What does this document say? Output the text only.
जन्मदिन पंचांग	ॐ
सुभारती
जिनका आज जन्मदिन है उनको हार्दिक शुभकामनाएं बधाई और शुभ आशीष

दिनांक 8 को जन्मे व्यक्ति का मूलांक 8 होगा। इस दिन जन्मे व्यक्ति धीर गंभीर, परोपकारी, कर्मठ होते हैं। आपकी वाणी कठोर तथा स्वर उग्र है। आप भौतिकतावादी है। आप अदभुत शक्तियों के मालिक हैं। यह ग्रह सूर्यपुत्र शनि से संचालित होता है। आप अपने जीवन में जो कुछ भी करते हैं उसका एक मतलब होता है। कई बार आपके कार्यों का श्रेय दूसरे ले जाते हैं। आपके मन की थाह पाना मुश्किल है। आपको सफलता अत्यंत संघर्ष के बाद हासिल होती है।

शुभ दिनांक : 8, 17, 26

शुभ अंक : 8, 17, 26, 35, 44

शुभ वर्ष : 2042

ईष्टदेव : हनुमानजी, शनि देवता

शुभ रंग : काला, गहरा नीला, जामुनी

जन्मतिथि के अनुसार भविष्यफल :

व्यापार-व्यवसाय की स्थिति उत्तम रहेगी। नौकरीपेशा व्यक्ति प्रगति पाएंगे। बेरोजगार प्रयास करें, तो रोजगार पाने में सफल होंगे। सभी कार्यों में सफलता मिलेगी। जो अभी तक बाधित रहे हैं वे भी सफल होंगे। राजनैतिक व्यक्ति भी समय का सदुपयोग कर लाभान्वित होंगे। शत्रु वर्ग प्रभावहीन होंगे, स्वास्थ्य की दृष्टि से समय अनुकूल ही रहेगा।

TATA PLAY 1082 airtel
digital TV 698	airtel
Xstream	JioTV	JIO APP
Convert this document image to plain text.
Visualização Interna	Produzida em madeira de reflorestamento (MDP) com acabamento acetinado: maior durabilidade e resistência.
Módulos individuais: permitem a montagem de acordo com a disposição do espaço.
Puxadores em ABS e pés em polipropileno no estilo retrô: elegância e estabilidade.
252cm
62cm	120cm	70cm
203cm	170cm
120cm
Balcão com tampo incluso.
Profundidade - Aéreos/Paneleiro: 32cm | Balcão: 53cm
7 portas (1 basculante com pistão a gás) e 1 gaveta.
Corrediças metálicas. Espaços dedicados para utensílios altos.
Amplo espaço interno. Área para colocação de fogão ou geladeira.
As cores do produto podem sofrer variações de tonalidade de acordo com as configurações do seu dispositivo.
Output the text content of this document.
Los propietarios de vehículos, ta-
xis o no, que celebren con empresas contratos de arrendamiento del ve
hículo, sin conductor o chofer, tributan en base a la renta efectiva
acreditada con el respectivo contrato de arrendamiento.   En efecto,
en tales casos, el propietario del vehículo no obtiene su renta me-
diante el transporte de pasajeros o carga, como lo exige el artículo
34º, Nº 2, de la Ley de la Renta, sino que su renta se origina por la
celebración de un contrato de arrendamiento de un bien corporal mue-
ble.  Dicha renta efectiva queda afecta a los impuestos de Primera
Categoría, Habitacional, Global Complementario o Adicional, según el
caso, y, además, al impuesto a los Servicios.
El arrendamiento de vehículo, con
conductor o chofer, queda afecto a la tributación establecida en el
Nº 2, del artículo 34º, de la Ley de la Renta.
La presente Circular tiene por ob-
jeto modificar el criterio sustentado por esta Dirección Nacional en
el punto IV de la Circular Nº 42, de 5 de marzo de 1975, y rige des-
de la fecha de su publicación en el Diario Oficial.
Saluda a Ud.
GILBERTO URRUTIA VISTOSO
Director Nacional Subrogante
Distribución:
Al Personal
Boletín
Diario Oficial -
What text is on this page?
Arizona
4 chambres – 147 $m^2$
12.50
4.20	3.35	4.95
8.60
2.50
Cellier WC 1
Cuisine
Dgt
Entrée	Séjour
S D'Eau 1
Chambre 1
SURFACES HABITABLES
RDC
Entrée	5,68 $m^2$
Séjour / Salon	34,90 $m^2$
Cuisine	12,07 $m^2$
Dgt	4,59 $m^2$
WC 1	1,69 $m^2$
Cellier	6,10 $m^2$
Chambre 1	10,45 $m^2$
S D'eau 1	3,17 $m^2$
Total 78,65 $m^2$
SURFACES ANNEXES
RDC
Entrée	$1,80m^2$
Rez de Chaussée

····················

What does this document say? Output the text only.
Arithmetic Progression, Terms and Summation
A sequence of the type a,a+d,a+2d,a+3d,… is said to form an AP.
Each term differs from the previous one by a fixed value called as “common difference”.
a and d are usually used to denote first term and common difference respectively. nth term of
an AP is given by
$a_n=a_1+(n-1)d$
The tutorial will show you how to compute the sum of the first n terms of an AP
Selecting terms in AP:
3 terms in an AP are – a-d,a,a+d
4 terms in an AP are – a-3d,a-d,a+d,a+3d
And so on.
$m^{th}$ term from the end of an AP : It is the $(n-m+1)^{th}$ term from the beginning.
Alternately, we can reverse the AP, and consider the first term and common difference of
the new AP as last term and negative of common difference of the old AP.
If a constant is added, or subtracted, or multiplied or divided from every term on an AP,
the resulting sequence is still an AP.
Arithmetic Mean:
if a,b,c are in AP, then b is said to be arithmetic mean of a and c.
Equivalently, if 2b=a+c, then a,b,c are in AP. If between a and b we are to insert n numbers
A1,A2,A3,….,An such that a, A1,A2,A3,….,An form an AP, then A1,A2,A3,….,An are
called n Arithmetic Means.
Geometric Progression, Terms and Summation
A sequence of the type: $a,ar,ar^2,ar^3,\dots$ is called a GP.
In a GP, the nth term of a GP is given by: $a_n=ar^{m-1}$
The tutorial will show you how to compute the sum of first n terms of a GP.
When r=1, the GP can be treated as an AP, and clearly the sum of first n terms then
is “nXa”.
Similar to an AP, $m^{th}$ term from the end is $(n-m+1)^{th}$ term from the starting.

····················

_Given request:_
For the listing above, identify each line bearing "Oficial".

_Solution to this task:_
de la fecha de su publicación en el Diario Oficial.
Diario Oficial -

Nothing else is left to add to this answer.